WORK INSTRUCTIONS: From the entries that follow, pick out all lines holding "SDTVAR".

GIVEN RECORDS:
● ● ●
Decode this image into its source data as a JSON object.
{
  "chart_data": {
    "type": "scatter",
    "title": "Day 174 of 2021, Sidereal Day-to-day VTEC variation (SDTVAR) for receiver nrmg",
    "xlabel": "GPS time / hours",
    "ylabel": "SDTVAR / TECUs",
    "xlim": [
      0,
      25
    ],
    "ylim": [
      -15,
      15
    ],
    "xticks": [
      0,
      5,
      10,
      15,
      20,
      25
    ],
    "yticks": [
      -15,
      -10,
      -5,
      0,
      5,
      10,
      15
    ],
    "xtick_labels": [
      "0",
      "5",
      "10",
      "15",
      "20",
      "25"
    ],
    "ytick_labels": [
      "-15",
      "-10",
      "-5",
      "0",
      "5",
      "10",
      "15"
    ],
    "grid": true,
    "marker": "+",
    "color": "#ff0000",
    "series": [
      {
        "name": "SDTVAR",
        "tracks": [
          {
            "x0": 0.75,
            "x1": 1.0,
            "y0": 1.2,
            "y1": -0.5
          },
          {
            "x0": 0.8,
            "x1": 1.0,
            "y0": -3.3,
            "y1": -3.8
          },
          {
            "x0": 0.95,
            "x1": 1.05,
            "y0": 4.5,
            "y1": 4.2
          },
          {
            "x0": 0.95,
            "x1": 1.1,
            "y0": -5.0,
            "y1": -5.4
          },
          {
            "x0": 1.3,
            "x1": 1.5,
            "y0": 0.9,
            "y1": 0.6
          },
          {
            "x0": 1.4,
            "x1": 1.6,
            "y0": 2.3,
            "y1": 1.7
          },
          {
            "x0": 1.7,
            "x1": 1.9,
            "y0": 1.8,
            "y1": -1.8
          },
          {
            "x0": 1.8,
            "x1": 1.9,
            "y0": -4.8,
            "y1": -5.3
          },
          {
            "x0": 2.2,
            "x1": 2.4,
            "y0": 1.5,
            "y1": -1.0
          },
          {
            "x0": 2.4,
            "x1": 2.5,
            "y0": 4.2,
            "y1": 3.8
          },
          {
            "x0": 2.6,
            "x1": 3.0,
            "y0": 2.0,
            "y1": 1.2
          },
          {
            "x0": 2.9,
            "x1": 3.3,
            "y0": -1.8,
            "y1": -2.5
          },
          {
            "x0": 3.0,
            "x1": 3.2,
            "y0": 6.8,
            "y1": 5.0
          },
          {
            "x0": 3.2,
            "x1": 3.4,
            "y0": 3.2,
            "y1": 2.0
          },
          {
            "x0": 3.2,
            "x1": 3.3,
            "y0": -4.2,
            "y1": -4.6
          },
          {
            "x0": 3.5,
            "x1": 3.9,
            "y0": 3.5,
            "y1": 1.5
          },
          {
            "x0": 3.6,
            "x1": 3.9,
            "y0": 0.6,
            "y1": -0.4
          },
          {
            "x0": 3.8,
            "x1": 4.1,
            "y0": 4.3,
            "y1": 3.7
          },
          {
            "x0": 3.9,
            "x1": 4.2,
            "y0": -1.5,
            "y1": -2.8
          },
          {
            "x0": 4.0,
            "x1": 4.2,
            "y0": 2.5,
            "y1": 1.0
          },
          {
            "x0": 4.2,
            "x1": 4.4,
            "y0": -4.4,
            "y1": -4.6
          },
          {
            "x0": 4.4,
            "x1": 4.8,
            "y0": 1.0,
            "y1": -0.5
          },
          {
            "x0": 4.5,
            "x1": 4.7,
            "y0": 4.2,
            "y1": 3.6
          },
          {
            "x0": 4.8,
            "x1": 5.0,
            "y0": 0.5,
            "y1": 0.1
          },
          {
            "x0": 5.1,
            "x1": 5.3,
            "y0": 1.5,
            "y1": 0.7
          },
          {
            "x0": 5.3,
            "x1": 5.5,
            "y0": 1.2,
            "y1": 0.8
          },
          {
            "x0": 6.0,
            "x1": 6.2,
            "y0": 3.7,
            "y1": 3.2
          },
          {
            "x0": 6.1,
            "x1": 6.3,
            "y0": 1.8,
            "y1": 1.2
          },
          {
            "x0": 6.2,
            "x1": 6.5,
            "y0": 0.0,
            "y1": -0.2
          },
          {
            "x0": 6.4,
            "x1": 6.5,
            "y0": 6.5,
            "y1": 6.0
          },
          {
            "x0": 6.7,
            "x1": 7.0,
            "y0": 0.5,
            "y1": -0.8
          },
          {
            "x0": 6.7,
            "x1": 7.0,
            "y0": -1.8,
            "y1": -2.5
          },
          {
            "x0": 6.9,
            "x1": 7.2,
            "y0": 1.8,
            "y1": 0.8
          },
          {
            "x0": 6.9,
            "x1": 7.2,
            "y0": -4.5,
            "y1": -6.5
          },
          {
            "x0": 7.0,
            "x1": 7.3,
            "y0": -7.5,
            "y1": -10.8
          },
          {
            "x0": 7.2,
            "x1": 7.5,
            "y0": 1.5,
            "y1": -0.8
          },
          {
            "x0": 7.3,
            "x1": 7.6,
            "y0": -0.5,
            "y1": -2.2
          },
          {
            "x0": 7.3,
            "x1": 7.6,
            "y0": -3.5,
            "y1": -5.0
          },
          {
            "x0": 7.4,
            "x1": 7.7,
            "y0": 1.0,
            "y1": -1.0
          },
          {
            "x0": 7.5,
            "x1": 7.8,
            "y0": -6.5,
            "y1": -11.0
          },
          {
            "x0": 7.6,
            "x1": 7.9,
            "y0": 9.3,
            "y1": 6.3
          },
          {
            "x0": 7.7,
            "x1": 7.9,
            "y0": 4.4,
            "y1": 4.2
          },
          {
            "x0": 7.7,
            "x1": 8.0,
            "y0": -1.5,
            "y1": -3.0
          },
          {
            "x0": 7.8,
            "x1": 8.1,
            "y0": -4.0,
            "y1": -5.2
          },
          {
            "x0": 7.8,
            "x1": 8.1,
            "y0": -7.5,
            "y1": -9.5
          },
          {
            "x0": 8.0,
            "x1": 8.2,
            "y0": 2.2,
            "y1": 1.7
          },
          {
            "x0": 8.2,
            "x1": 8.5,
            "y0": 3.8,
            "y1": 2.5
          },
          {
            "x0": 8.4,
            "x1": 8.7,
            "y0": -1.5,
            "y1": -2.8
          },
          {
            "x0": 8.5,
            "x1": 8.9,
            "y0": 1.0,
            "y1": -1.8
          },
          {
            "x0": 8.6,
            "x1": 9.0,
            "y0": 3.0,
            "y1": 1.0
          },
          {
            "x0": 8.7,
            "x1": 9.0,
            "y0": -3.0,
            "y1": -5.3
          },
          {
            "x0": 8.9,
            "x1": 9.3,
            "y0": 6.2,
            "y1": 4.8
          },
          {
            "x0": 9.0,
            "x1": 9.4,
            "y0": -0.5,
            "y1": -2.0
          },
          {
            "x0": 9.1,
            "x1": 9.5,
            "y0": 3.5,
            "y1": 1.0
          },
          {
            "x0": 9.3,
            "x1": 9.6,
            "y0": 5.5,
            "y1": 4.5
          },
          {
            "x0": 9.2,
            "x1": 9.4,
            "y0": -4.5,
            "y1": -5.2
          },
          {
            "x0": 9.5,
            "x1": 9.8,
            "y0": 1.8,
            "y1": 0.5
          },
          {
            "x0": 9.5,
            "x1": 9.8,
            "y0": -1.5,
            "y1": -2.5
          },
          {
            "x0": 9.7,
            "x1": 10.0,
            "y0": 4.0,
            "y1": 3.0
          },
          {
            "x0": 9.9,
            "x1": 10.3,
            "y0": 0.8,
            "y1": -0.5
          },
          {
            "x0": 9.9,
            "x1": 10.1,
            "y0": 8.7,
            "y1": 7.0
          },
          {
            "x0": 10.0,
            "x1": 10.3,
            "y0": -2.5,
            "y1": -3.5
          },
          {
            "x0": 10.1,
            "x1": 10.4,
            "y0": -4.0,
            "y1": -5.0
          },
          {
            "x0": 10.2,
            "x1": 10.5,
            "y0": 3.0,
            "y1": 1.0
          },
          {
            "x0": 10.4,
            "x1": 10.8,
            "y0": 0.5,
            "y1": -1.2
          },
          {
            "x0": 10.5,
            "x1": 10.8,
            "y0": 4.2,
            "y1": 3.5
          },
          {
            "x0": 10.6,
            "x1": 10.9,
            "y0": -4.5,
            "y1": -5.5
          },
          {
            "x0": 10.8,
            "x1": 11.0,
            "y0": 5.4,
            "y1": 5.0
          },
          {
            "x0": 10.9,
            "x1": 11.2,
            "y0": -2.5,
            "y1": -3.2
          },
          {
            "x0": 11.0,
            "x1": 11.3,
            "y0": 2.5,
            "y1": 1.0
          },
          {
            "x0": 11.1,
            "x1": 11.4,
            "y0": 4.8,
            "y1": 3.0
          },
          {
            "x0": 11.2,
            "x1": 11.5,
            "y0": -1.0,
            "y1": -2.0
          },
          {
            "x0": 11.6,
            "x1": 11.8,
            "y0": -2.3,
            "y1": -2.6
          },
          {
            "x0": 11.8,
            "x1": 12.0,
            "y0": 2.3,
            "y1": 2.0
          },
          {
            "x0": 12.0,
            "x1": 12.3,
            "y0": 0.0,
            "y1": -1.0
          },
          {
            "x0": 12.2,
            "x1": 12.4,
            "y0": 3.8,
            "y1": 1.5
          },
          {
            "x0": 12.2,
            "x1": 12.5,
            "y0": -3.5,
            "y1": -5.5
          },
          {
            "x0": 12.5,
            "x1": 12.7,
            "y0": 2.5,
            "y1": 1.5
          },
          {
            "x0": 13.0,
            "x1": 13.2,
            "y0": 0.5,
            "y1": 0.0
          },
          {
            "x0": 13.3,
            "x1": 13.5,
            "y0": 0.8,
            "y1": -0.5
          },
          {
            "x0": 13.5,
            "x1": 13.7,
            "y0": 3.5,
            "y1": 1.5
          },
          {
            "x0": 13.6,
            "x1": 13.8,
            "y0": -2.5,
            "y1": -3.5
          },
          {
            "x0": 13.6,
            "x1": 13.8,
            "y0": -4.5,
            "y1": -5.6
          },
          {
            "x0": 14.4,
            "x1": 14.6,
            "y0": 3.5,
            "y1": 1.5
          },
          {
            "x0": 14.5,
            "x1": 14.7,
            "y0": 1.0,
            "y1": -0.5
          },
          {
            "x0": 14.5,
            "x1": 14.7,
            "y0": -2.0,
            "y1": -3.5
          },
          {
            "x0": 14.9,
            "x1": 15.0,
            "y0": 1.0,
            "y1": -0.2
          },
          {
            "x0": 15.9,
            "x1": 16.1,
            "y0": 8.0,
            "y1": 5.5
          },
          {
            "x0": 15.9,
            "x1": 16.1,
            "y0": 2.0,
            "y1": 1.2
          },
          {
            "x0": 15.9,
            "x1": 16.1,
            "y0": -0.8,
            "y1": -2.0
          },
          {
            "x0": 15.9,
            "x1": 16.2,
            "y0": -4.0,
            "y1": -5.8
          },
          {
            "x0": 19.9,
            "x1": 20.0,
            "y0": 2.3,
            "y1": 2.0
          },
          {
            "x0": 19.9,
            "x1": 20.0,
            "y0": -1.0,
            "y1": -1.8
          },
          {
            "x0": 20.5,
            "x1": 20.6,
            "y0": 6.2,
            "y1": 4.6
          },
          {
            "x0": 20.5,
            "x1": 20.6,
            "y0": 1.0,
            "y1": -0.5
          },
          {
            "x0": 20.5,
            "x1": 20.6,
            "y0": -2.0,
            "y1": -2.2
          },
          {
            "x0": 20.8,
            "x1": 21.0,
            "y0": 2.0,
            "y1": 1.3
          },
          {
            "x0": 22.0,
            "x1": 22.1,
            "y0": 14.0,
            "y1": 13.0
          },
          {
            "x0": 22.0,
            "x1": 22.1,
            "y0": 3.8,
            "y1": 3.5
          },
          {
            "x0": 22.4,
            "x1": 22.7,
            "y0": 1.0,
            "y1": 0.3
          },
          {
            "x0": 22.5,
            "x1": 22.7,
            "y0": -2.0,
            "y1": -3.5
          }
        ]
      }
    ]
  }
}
● ● ●
SOLUTION BELOW:
    "title": "Day 174 of 2021, Sidereal Day-to-day VTEC variation (SDTVAR) for receiver nrmg",
    "ylabel": "SDTVAR / TECUs",
        "name": "SDTVAR",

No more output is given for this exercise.